■ **Exercise objective**:
Write the material out again, line by line, exactly as it is.

↓↓↓

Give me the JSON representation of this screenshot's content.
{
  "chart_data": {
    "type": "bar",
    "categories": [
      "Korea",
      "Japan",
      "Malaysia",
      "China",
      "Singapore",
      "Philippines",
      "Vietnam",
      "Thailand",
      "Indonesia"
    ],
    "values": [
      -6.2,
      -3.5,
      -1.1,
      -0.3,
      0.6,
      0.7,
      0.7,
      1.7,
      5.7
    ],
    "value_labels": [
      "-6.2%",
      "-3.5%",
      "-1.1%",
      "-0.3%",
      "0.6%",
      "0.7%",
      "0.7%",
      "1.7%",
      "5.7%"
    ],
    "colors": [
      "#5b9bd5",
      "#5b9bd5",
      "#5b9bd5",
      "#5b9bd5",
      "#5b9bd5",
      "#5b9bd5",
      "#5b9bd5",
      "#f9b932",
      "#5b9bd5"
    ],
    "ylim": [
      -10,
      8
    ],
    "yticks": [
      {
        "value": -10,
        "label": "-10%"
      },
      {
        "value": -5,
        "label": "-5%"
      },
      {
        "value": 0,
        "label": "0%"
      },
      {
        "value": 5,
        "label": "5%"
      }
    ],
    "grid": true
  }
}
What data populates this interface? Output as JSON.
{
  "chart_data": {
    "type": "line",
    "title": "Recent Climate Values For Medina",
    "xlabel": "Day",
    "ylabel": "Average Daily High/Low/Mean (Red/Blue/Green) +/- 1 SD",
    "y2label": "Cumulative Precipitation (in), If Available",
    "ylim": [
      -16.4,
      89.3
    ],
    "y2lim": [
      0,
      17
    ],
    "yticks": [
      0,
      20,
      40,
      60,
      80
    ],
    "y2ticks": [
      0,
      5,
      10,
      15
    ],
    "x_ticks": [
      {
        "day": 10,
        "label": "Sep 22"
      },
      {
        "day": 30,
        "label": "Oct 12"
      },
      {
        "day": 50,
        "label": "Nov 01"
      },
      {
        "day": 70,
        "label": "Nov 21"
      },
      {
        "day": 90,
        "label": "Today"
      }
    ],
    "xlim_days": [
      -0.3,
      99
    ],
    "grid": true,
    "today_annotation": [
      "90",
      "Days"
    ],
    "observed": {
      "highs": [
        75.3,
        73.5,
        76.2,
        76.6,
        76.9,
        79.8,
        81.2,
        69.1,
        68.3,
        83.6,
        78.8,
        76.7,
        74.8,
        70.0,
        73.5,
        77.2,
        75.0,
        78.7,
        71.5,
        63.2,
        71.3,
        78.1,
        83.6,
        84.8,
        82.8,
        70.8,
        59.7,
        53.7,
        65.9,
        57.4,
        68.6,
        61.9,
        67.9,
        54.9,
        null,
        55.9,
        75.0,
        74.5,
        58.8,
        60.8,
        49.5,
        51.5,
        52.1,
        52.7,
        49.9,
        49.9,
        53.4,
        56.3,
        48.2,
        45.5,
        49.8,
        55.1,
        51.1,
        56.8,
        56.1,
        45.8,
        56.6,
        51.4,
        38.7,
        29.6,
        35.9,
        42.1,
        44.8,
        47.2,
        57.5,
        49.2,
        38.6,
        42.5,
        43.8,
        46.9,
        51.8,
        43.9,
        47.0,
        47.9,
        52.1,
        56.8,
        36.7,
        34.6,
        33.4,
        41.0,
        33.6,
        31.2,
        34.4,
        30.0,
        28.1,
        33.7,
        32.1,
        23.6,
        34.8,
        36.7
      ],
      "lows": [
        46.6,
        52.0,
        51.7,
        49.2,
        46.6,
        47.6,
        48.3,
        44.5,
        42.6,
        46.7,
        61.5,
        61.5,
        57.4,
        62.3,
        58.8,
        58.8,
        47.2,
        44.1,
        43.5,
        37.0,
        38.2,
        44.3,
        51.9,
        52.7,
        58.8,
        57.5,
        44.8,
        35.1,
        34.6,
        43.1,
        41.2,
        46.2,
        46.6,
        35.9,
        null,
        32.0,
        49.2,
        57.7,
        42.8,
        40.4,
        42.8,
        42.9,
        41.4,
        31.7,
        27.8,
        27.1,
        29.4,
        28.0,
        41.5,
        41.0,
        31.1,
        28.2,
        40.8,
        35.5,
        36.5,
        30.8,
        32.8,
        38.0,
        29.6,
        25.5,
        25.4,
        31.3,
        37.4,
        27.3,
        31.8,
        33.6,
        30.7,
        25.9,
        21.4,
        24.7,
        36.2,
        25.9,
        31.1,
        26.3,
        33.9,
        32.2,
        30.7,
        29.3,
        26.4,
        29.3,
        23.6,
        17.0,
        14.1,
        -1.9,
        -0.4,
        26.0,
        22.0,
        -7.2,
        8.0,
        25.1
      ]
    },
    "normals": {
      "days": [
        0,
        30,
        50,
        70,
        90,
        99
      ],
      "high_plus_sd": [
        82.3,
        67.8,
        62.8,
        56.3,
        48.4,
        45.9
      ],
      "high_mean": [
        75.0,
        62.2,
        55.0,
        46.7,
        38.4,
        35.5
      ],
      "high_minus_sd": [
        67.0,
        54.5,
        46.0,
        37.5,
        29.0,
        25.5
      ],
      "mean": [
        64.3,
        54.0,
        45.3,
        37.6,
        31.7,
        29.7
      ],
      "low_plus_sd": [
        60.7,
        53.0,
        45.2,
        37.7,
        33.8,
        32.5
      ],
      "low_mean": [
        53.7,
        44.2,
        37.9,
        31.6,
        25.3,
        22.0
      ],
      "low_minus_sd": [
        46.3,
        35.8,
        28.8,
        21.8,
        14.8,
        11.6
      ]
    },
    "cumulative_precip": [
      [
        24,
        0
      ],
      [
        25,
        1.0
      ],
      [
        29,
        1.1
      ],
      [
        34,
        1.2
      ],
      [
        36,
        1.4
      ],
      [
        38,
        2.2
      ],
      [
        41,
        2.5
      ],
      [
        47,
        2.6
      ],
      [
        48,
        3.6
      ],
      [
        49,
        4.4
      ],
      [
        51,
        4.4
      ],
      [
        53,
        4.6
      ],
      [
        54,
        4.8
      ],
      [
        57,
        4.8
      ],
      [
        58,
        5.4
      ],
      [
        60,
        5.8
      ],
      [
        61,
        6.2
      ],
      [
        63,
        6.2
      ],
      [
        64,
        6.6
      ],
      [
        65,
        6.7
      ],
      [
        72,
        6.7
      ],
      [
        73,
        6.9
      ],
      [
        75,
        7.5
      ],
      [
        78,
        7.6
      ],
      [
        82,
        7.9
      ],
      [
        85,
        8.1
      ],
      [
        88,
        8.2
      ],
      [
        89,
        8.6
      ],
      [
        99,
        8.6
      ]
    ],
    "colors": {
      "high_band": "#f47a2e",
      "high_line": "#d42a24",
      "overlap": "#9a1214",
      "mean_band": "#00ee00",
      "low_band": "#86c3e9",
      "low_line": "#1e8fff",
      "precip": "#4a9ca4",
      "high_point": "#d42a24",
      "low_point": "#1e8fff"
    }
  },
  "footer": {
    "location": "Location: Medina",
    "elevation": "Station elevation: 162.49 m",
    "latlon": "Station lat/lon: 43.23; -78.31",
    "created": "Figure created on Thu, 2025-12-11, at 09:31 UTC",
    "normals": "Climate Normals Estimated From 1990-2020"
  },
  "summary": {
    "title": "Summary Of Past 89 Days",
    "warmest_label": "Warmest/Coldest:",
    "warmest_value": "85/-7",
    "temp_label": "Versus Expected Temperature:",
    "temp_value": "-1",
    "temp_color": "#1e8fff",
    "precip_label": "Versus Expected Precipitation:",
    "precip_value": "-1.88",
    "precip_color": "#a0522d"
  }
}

↑↑↑

■ **Solution to the exercise**:
Give me the JSON representation of this screenshot's content.
{
  "chart_data": {
    "type": "bar",
    "categories": [
      "Korea",
      "Japan",
      "Malaysia",
      "China",
      "Singapore",
      "Philippines",
      "Vietnam",
      "Thailand",
      "Indonesia"
    ],
    "values": [
      -6.2,
      -3.5,
      -1.1,
      -0.3,
      0.6,
      0.7,
      0.7,
      1.7,
      5.7
    ],
    "value_labels": [
      "-6.2%",
      "-3.5%",
      "-1.1%",
      "-0.3%",
      "0.6%",
      "0.7%",
      "0.7%",
      "1.7%",
      "5.7%"
    ],
    "colors": [
      "#5b9bd5",
      "#5b9bd5",
      "#5b9bd5",
      "#5b9bd5",
      "#5b9bd5",
      "#5b9bd5",
      "#5b9bd5",
      "#f9b932",
      "#5b9bd5"
    ],
    "ylim": [
      -10,
      8
    ],
    "yticks": [
      {
        "value": -10,
        "label": "-10%"
      },
      {
        "value": -5,
        "label": "-5%"
      },
      {
        "value": 0,
        "label": "0%"
      },
      {
        "value": 5,
        "label": "5%"
      }
    ],
    "grid": true
  }
}
What data populates this interface? Output as JSON.
{
  "chart_data": {
    "type": "line",
    "title": "Recent Climate Values For Medina",
    "xlabel": "Day",
    "ylabel": "Average Daily High/Low/Mean (Red/Blue/Green) +/- 1 SD",
    "y2label": "Cumulative Precipitation (in), If Available",
    "ylim": [
      -16.4,
      89.3
    ],
    "y2lim": [
      0,
      17
    ],
    "yticks": [
      0,
      20,
      40,
      60,
      80
    ],
    "y2ticks": [
      0,
      5,
      10,
      15
    ],
    "x_ticks": [
      {
        "day": 10,
        "label": "Sep 22"
      },
      {
        "day": 30,
        "label": "Oct 12"
      },
      {
        "day": 50,
        "label": "Nov 01"
      },
      {
        "day": 70,
        "label": "Nov 21"
      },
      {
        "day": 90,
        "label": "Today"
      }
    ],
    "xlim_days": [
      -0.3,
      99
    ],
    "grid": true,
    "today_annotation": [
      "90",
      "Days"
    ],
    "observed": {
      "highs": [
        75.3,
        73.5,
        76.2,
        76.6,
        76.9,
        79.8,
        81.2,
        69.1,
        68.3,
        83.6,
        78.8,
        76.7,
        74.8,
        70.0,
        73.5,
        77.2,
        75.0,
        78.7,
        71.5,
        63.2,
        71.3,
        78.1,
        83.6,
        84.8,
        82.8,
        70.8,
        59.7,
        53.7,
        65.9,
        57.4,
        68.6,
        61.9,
        67.9,
        54.9,
        null,
        55.9,
        75.0,
        74.5,
        58.8,
        60.8,
        49.5,
        51.5,
        52.1,
        52.7,
        49.9,
        49.9,
        53.4,
        56.3,
        48.2,
        45.5,
        49.8,
        55.1,
        51.1,
        56.8,
        56.1,
        45.8,
        56.6,
        51.4,
        38.7,
        29.6,
        35.9,
        42.1,
        44.8,
        47.2,
        57.5,
        49.2,
        38.6,
        42.5,
        43.8,
        46.9,
        51.8,
        43.9,
        47.0,
        47.9,
        52.1,
        56.8,
        36.7,
        34.6,
        33.4,
        41.0,
        33.6,
        31.2,
        34.4,
        30.0,
        28.1,
        33.7,
        32.1,
        23.6,
        34.8,
        36.7
      ],
      "lows": [
        46.6,
        52.0,
        51.7,
        49.2,
        46.6,
        47.6,
        48.3,
        44.5,
        42.6,
        46.7,
        61.5,
        61.5,
        57.4,
        62.3,
        58.8,
        58.8,
        47.2,
        44.1,
        43.5,
        37.0,
        38.2,
        44.3,
        51.9,
        52.7,
        58.8,
        57.5,
        44.8,
        35.1,
        34.6,
        43.1,
        41.2,
        46.2,
        46.6,
        35.9,
        null,
        32.0,
        49.2,
        57.7,
        42.8,
        40.4,
        42.8,
        42.9,
        41.4,
        31.7,
        27.8,
        27.1,
        29.4,
        28.0,
        41.5,
        41.0,
        31.1,
        28.2,
        40.8,
        35.5,
        36.5,
        30.8,
        32.8,
        38.0,
        29.6,
        25.5,
        25.4,
        31.3,
        37.4,
        27.3,
        31.8,
        33.6,
        30.7,
        25.9,
        21.4,
        24.7,
        36.2,
        25.9,
        31.1,
        26.3,
        33.9,
        32.2,
        30.7,
        29.3,
        26.4,
        29.3,
        23.6,
        17.0,
        14.1,
        -1.9,
        -0.4,
        26.0,
        22.0,
        -7.2,
        8.0,
        25.1
      ]
    },
    "normals": {
      "days": [
        0,
        30,
        50,
        70,
        90,
        99
      ],
      "high_plus_sd": [
        82.3,
        67.8,
        62.8,
        56.3,
        48.4,
        45.9
      ],
      "high_mean": [
        75.0,
        62.2,
        55.0,
        46.7,
        38.4,
        35.5
      ],
      "high_minus_sd": [
        67.0,
        54.5,
        46.0,
        37.5,
        29.0,
        25.5
      ],
      "mean": [
        64.3,
        54.0,
        45.3,
        37.6,
        31.7,
        29.7
      ],
      "low_plus_sd": [
        60.7,
        53.0,
        45.2,
        37.7,
        33.8,
        32.5
      ],
      "low_mean": [
        53.7,
        44.2,
        37.9,
        31.6,
        25.3,
        22.0
      ],
      "low_minus_sd": [
        46.3,
        35.8,
        28.8,
        21.8,
        14.8,
        11.6
      ]
    },
    "cumulative_precip": [
      [
        24,
        0
      ],
      [
        25,
        1.0
      ],
      [
        29,
        1.1
      ],
      [
        34,
        1.2
      ],
      [
        36,
        1.4
      ],
      [
        38,
        2.2
      ],
      [
        41,
        2.5
      ],
      [
        47,
        2.6
      ],
      [
        48,
        3.6
      ],
      [
        49,
        4.4
      ],
      [
        51,
        4.4
      ],
      [
        53,
        4.6
      ],
      [
        54,
        4.8
      ],
      [
        57,
        4.8
      ],
      [
        58,
        5.4
      ],
      [
        60,
        5.8
      ],
      [
        61,
        6.2
      ],
      [
        63,
        6.2
      ],
      [
        64,
        6.6
      ],
      [
        65,
        6.7
      ],
      [
        72,
        6.7
      ],
      [
        73,
        6.9
      ],
      [
        75,
        7.5
      ],
      [
        78,
        7.6
      ],
      [
        82,
        7.9
      ],
      [
        85,
        8.1
      ],
      [
        88,
        8.2
      ],
      [
        89,
        8.6
      ],
      [
        99,
        8.6
      ]
    ],
    "colors": {
      "high_band": "#f47a2e",
      "high_line": "#d42a24",
      "overlap": "#9a1214",
      "mean_band": "#00ee00",
      "low_band": "#86c3e9",
      "low_line": "#1e8fff",
      "precip": "#4a9ca4",
      "high_point": "#d42a24",
      "low_point": "#1e8fff"
    }
  },
  "footer": {
    "location": "Location: Medina",
    "elevation": "Station elevation: 162.49 m",
    "latlon": "Station lat/lon: 43.23; -78.31",
    "created": "Figure created on Thu, 2025-12-11, at 09:31 UTC",
    "normals": "Climate Normals Estimated From 1990-2020"
  },
  "summary": {
    "title": "Summary Of Past 89 Days",
    "warmest_label": "Warmest/Coldest:",
    "warmest_value": "85/-7",
    "temp_label": "Versus Expected Temperature:",
    "temp_value": "-1",
    "temp_color": "#1e8fff",
    "precip_label": "Versus Expected Precipitation:",
    "precip_value": "-1.88",
    "precip_color": "#a0522d"
  }
}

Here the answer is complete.